Find the lines of data that contain the string "médio", then list them.

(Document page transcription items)
- - - - -

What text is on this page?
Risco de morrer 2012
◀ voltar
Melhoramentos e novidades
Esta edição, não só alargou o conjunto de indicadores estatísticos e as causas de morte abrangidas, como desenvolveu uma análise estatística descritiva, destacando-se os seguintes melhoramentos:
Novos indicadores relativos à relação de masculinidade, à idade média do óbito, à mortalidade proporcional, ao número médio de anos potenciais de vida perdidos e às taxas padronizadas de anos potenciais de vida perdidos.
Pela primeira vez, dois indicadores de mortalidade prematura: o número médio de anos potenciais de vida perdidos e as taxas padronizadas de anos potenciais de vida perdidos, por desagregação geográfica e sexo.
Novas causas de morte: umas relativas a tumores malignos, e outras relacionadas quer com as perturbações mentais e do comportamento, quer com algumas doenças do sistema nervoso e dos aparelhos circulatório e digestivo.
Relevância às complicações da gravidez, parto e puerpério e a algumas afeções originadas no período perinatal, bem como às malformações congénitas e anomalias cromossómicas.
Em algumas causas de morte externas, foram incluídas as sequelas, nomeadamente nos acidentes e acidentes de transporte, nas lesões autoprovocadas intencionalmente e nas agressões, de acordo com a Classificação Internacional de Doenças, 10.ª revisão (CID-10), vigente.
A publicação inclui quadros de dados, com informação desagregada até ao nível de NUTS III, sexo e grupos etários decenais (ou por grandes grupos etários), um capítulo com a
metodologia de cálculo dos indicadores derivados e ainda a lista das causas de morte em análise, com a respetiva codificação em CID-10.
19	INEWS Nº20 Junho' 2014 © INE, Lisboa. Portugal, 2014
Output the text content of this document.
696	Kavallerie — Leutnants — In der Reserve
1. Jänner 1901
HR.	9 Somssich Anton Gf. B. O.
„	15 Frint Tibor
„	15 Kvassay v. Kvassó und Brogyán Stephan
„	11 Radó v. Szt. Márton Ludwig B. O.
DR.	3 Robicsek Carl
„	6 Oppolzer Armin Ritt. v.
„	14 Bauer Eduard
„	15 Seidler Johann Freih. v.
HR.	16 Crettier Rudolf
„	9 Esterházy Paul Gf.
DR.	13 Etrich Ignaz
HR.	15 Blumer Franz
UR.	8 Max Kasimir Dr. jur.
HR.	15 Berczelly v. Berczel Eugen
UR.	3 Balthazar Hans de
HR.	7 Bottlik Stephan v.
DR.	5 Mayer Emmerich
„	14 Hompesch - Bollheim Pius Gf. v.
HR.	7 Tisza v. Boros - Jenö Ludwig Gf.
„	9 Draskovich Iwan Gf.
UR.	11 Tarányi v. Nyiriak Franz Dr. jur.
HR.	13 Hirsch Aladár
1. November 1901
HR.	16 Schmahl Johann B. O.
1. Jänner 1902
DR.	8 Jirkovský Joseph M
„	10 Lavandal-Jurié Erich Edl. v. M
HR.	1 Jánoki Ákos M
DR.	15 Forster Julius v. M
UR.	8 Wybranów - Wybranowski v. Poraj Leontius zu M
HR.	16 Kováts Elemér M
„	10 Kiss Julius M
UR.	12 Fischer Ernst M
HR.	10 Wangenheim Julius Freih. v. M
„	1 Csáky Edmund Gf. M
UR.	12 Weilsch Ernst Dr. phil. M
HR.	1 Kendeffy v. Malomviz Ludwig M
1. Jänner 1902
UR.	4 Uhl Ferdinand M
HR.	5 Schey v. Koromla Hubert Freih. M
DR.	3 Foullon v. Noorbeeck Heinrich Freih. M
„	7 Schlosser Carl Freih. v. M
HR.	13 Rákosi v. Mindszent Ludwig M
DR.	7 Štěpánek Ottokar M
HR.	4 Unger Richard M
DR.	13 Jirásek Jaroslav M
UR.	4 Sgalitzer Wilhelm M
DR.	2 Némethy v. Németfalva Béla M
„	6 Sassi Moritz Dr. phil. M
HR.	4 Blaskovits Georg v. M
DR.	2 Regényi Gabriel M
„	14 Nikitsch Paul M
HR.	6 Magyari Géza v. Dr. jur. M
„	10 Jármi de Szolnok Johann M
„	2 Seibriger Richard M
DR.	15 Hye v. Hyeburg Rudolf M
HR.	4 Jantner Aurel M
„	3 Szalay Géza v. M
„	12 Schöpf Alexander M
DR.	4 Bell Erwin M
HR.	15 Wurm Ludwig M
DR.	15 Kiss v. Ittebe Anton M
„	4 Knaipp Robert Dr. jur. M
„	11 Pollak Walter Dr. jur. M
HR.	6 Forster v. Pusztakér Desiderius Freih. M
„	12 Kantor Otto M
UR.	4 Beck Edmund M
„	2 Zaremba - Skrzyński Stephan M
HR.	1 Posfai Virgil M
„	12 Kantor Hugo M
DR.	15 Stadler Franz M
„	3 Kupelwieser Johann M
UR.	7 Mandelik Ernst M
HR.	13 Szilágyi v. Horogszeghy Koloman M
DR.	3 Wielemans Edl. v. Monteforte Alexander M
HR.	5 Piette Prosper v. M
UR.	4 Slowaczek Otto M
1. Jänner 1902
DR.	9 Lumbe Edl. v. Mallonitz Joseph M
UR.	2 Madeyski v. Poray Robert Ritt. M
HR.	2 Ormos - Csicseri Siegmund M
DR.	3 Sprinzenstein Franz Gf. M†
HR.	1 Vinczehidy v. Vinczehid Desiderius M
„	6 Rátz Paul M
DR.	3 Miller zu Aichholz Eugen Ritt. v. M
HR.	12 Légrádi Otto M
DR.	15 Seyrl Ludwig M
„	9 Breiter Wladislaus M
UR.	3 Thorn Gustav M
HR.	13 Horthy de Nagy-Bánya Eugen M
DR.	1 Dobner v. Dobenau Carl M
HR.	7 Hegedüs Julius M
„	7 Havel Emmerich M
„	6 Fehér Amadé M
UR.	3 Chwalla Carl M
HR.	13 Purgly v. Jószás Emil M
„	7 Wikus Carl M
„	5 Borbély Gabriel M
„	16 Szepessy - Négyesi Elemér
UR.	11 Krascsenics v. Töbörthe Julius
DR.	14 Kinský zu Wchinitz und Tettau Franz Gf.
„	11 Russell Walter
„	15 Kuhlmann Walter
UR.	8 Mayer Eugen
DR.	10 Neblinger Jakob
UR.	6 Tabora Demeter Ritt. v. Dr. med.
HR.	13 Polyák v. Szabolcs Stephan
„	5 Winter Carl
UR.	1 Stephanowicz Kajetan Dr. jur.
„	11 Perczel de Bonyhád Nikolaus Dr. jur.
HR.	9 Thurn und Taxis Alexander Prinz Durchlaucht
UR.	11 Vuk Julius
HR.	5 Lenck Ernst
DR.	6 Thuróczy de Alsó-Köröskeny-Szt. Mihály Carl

- - - - -

• Task solution:
Novos indicadores relativos à relação de masculinidade, à idade média do óbito, à mortalidade proporcional, ao número médio de anos potenciais de vida perdidos e às taxas padronizadas de anos potenciais de vida perdidos.
Pela primeira vez, dois indicadores de mortalidade prematura: o número médio de anos potenciais de vida perdidos e as taxas padronizadas de anos potenciais de vida perdidos, por desagregação geográfica e sexo.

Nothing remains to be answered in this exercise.